Extracted data:
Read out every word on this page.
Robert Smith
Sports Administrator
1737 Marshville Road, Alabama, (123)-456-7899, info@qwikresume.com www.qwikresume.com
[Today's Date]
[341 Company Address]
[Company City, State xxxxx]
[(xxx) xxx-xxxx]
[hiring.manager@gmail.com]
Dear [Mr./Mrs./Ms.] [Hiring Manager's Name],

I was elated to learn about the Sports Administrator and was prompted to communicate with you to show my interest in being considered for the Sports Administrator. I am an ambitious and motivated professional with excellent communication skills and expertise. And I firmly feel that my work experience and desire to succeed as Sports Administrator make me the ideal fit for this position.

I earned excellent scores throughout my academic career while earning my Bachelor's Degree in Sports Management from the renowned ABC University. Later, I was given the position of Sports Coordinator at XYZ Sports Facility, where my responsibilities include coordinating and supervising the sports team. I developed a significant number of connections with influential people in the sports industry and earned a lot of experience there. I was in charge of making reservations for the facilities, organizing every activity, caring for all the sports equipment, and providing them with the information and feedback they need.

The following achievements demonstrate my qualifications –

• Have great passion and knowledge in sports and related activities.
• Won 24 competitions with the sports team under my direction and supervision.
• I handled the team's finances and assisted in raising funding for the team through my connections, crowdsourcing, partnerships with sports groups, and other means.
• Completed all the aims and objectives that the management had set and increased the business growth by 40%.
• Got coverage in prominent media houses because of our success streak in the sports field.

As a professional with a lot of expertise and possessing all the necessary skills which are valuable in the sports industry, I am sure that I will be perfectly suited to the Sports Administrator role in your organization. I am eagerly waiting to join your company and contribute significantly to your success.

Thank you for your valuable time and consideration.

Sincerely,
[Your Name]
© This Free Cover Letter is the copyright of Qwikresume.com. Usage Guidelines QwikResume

Set problem: Print all of the entries exactly as they are written.

Response for this exercise:
Read out every word on this page.
Robert Smith
Sports Administrator
1737 Marshville Road, Alabama, (123)-456-7899, info@qwikresume.com www.qwikresume.com
[Today's Date]
[341 Company Address]
[Company City, State xxxxx]
[(xxx) xxx-xxxx]
[hiring.manager@gmail.com]
Dear [Mr./Mrs./Ms.] [Hiring Manager's Name],

I was elated to learn about the Sports Administrator and was prompted to communicate with you to show my interest in being considered for the Sports Administrator. I am an ambitious and motivated professional with excellent communication skills and expertise. And I firmly feel that my work experience and desire to succeed as Sports Administrator make me the ideal fit for this position.

I earned excellent scores throughout my academic career while earning my Bachelor's Degree in Sports Management from the renowned ABC University. Later, I was given the position of Sports Coordinator at XYZ Sports Facility, where my responsibilities include coordinating and supervising the sports team. I developed a significant number of connections with influential people in the sports industry and earned a lot of experience there. I was in charge of making reservations for the facilities, organizing every activity, caring for all the sports equipment, and providing them with the information and feedback they need.

The following achievements demonstrate my qualifications –

• Have great passion and knowledge in sports and related activities.
• Won 24 competitions with the sports team under my direction and supervision.
• I handled the team's finances and assisted in raising funding for the team through my connections, crowdsourcing, partnerships with sports groups, and other means.
• Completed all the aims and objectives that the management had set and increased the business growth by 40%.
• Got coverage in prominent media houses because of our success streak in the sports field.

As a professional with a lot of expertise and possessing all the necessary skills which are valuable in the sports industry, I am sure that I will be perfectly suited to the Sports Administrator role in your organization. I am eagerly waiting to join your company and contribute significantly to your success.

Thank you for your valuable time and consideration.

Sincerely,
[Your Name]
© This Free Cover Letter is the copyright of Qwikresume.com. Usage Guidelines QwikResume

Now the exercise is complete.